Exercise directions
Leave the pictures out, and retype all of the material exactly as written.

Records shown
· · · · ·

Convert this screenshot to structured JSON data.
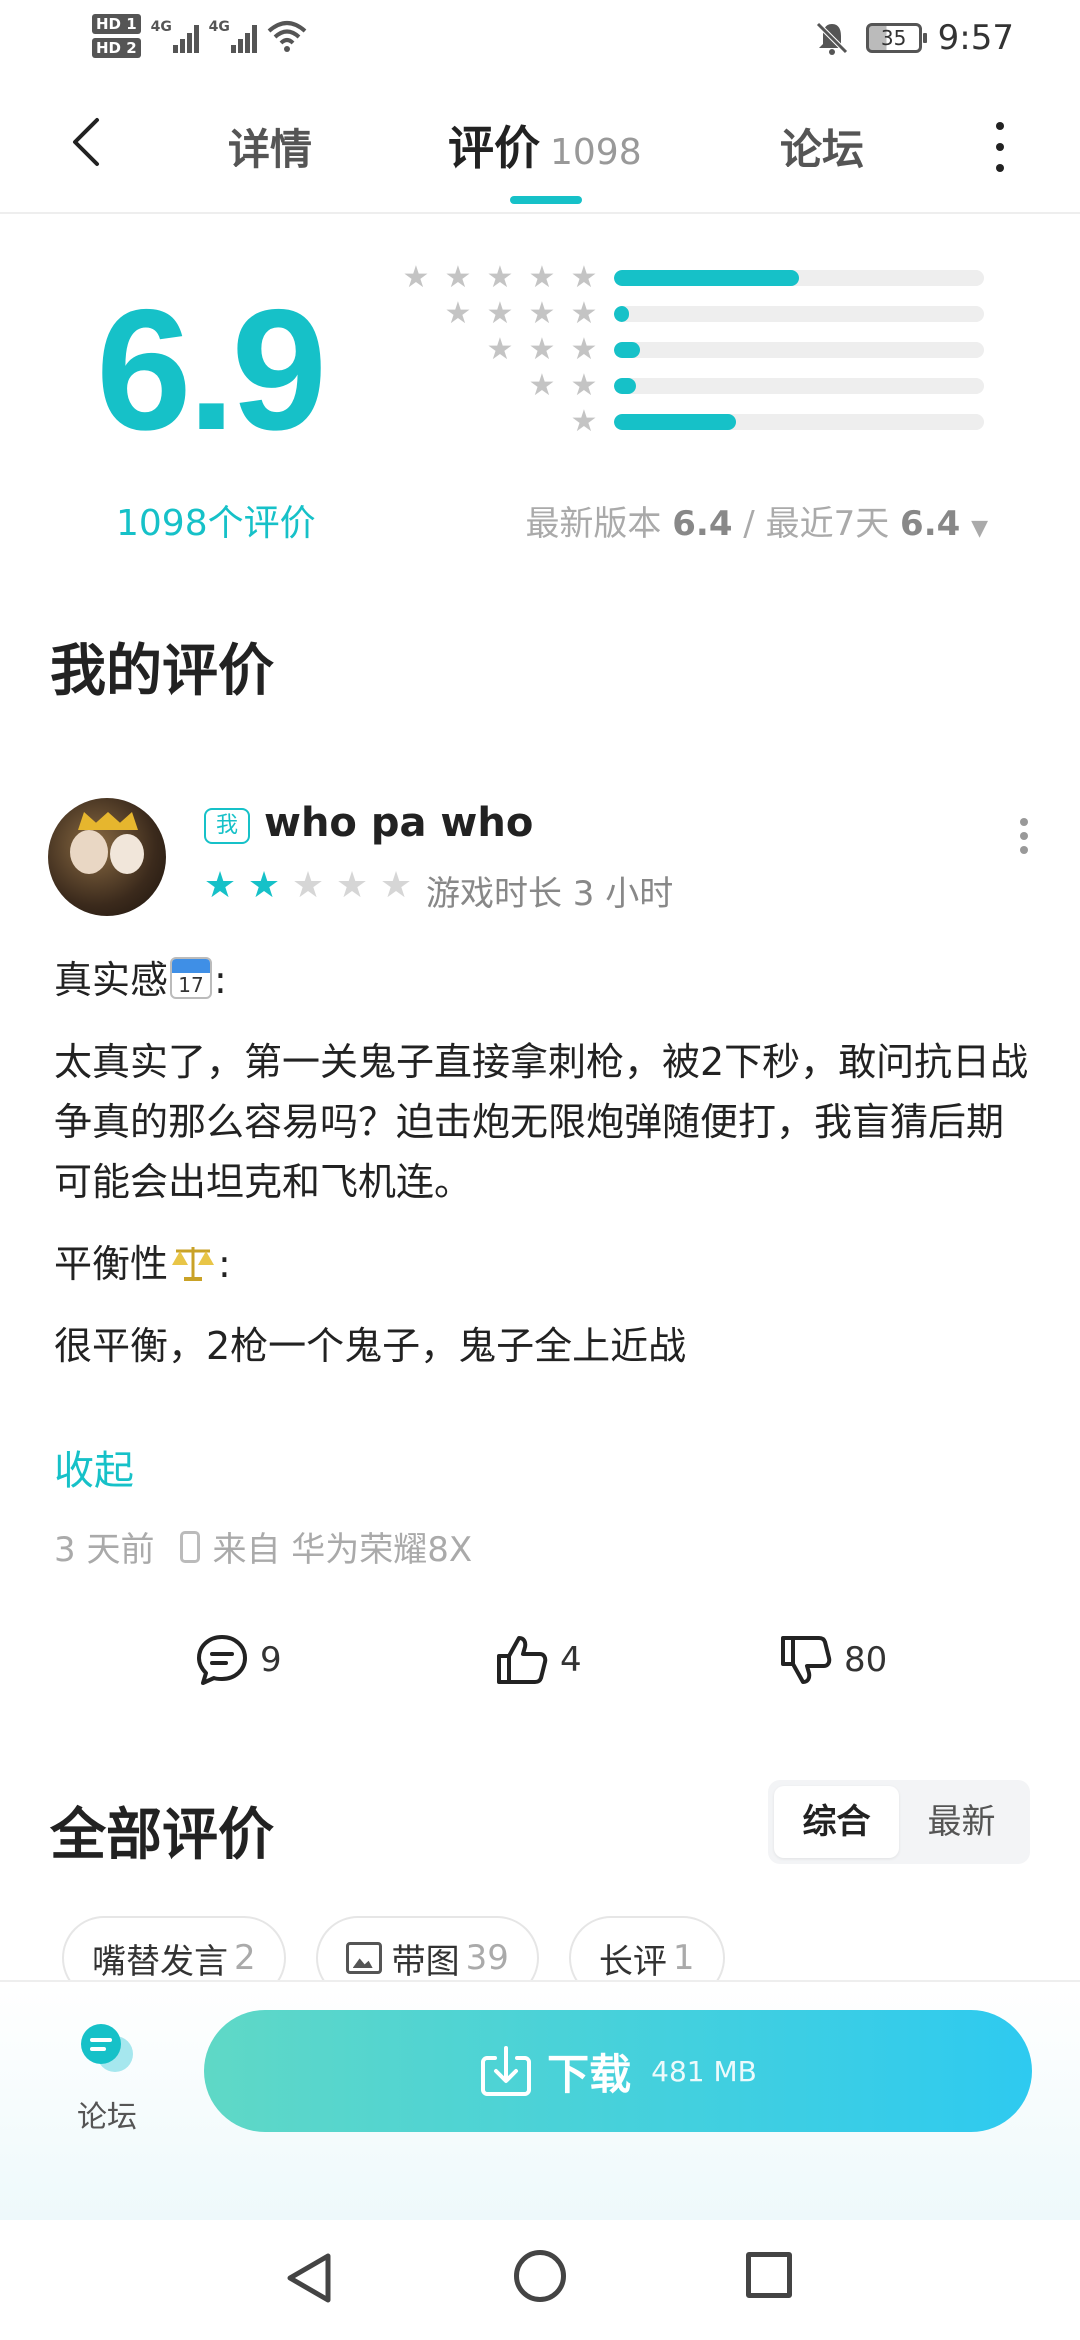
{
  "status_bar": {
    "hd1": "HD 1",
    "hd2": "HD 2",
    "net1": "4G",
    "net2": "4G",
    "battery": "35",
    "time": "9:57"
  },
  "header": {
    "tabs": [
      {
        "label": "详情"
      },
      {
        "label": "评价",
        "count": "1098"
      },
      {
        "label": "论坛"
      }
    ]
  },
  "rating": {
    "score": "6.9",
    "count_label": "1098个评价",
    "distribution": [
      {
        "stars": 5,
        "fraction": 0.5
      },
      {
        "stars": 4,
        "fraction": 0.04
      },
      {
        "stars": 3,
        "fraction": 0.07
      },
      {
        "stars": 2,
        "fraction": 0.06
      },
      {
        "stars": 1,
        "fraction": 0.33
      }
    ],
    "latest_version_label": "最新版本",
    "latest_version_score": "6.4",
    "separator": "/",
    "recent_label": "最近7天",
    "recent_score": "6.4"
  },
  "my_review": {
    "section_title": "我的评价",
    "me_badge": "我",
    "username": "who pa who",
    "stars": 2,
    "max_stars": 5,
    "playtime": "游戏时长 3 小时",
    "heading1": "真实感",
    "body1": "太真实了，第一关鬼子直接拿刺枪，被2下秒，敢问抗日战争真的那么容易吗？迫击炮无限炮弹随便打，我盲猜后期可能会出坦克和飞机连。",
    "heading2": "平衡性",
    "body2": "很平衡，2枪一个鬼子，鬼子全上近战",
    "collapse": "收起",
    "time_ago": "3 天前",
    "device": "来自 华为荣耀8X",
    "comments": "9",
    "likes": "4",
    "dislikes": "80"
  },
  "all_reviews": {
    "section_title": "全部评价",
    "sort_options": [
      "综合",
      "最新"
    ],
    "active_sort": "综合",
    "chips": [
      {
        "label": "嘴替发言",
        "count": "2"
      },
      {
        "label": "带图",
        "count": "39"
      },
      {
        "label": "长评",
        "count": "1"
      }
    ]
  },
  "bottom_bar": {
    "forum_label": "论坛",
    "download_label": "下载",
    "download_size": "481 MB"
  },
  "colors": {
    "accent": "#16c1c8",
    "download_start": "#5fd8c6",
    "download_end": "#2ecaf0"
  }
}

· · · · ·

Response for this exercise
Convert this screenshot to structured JSON data.
{
  "status_bar": {
    "hd1": "HD 1",
    "hd2": "HD 2",
    "net1": "4G",
    "net2": "4G",
    "battery": "35",
    "time": "9:57"
  },
  "header": {
    "tabs": [
      {
        "label": "详情"
      },
      {
        "label": "评价",
        "count": "1098"
      },
      {
        "label": "论坛"
      }
    ]
  },
  "rating": {
    "score": "6.9",
    "count_label": "1098个评价",
    "distribution": [
      {
        "stars": 5,
        "fraction": 0.5
      },
      {
        "stars": 4,
        "fraction": 0.04
      },
      {
        "stars": 3,
        "fraction": 0.07
      },
      {
        "stars": 2,
        "fraction": 0.06
      },
      {
        "stars": 1,
        "fraction": 0.33
      }
    ],
    "latest_version_label": "最新版本",
    "latest_version_score": "6.4",
    "separator": "/",
    "recent_label": "最近7天",
    "recent_score": "6.4"
  },
  "my_review": {
    "section_title": "我的评价",
    "me_badge": "我",
    "username": "who pa who",
    "stars": 2,
    "max_stars": 5,
    "playtime": "游戏时长 3 小时",
    "heading1": "真实感",
    "body1": "太真实了，第一关鬼子直接拿刺枪，被2下秒，敢问抗日战争真的那么容易吗？迫击炮无限炮弹随便打，我盲猜后期可能会出坦克和飞机连。",
    "heading2": "平衡性",
    "body2": "很平衡，2枪一个鬼子，鬼子全上近战",
    "collapse": "收起",
    "time_ago": "3 天前",
    "device": "来自 华为荣耀8X",
    "comments": "9",
    "likes": "4",
    "dislikes": "80"
  },
  "all_reviews": {
    "section_title": "全部评价",
    "sort_options": [
      "综合",
      "最新"
    ],
    "active_sort": "综合",
    "chips": [
      {
        "label": "嘴替发言",
        "count": "2"
      },
      {
        "label": "带图",
        "count": "39"
      },
      {
        "label": "长评",
        "count": "1"
      }
    ]
  },
  "bottom_bar": {
    "forum_label": "论坛",
    "download_label": "下载",
    "download_size": "481 MB"
  },
  "colors": {
    "accent": "#16c1c8",
    "download_start": "#5fd8c6",
    "download_end": "#2ecaf0"
  }
}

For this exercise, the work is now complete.